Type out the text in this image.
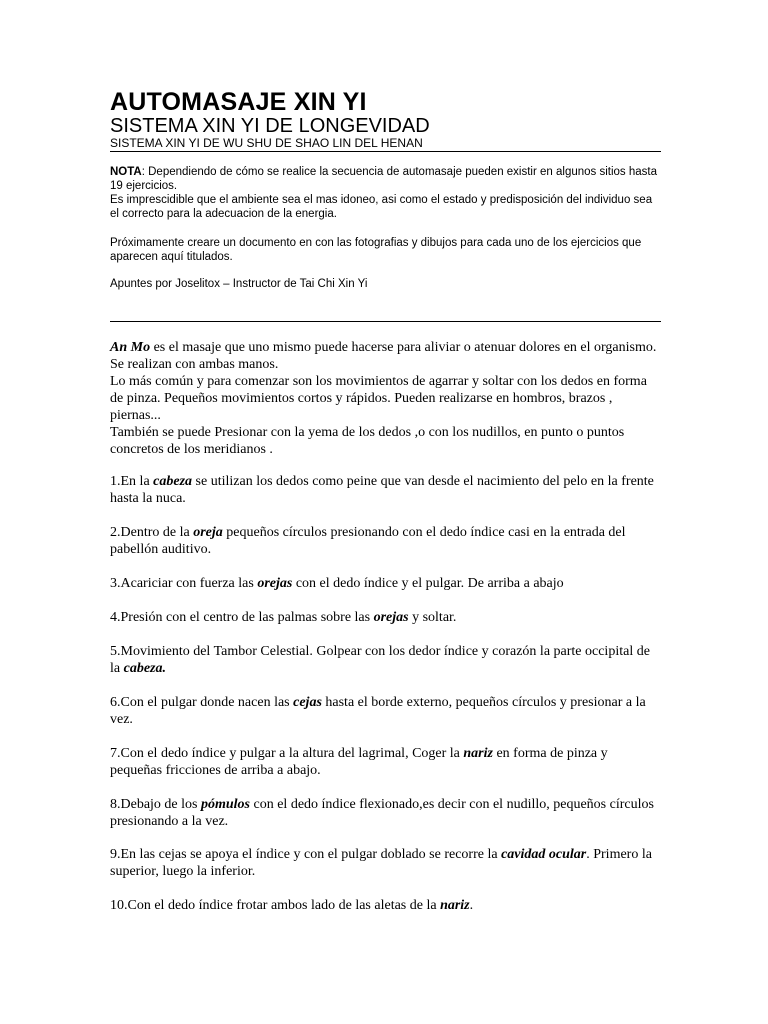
AUTOMASAJE XIN YI
SISTEMA XIN YI DE LONGEVIDAD
SISTEMA XIN YI DE WU SHU DE SHAO LIN DEL HENAN

NOTA: Dependiendo de cómo se realice la secuencia de automasaje pueden existir en algunos sitios hasta 19 ejercicios.

Es imprescidible que el ambiente sea el mas idoneo, asi como el estado y predisposición del individuo sea el correcto para la adecuacion de la energia.

Próximamente creare un documento en con las fotografias y dibujos para cada uno de los ejercicios que aparecen aquí titulados.

Apuntes por Joselitox – Instructor de Tai Chi Xin Yi

An Mo es el masaje que uno mismo puede hacerse para aliviar o atenuar dolores en el organismo. Se realizan con ambas manos.

Lo más común y para comenzar son los movimientos de agarrar y soltar con los dedos en forma de pinza. Pequeños movimientos cortos y rápidos. Pueden realizarse en hombros, brazos , piernas...

También se puede Presionar con la yema de los dedos ,o con los nudillos, en punto o puntos concretos de los meridianos .

1.En la cabeza se utilizan los dedos como peine que van desde el nacimiento del pelo en la frente hasta la nuca.

2.Dentro de la oreja pequeños círculos presionando con el dedo índice casi en la entrada del pabellón auditivo.

3.Acariciar con fuerza las orejas con el dedo índice y el pulgar. De arriba a abajo

4.Presión con el centro de las palmas sobre las orejas y soltar.

5.Movimiento del Tambor Celestial. Golpear con los dedor índice y corazón la parte occipital de la cabeza.

6.Con el pulgar donde nacen las cejas hasta el borde externo, pequeños círculos y presionar a la vez.

7.Con el dedo índice y pulgar a la altura del lagrimal, Coger la nariz en forma de pinza y pequeñas fricciones de arriba a abajo.

8.Debajo de los pómulos con el dedo índice flexionado,es decir con el nudillo, pequeños círculos presionando a la vez.

9.En las cejas se apoya el índice y con el pulgar doblado se recorre la cavidad ocular. Primero la superior, luego la inferior.

10.Con el dedo índice frotar ambos lado de las aletas de la nariz.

**TO BE DONE**: Show the lines where the word "arriba" appears in the entries.

**COMPLETED EXERCISE**:
3.Acariciar con fuerza las orejas con el dedo índice y el pulgar. De arriba a abajo
7.Con el dedo índice y pulgar a la altura del lagrimal, Coger la nariz en forma de pinza y pequeñas fricciones de arriba a abajo.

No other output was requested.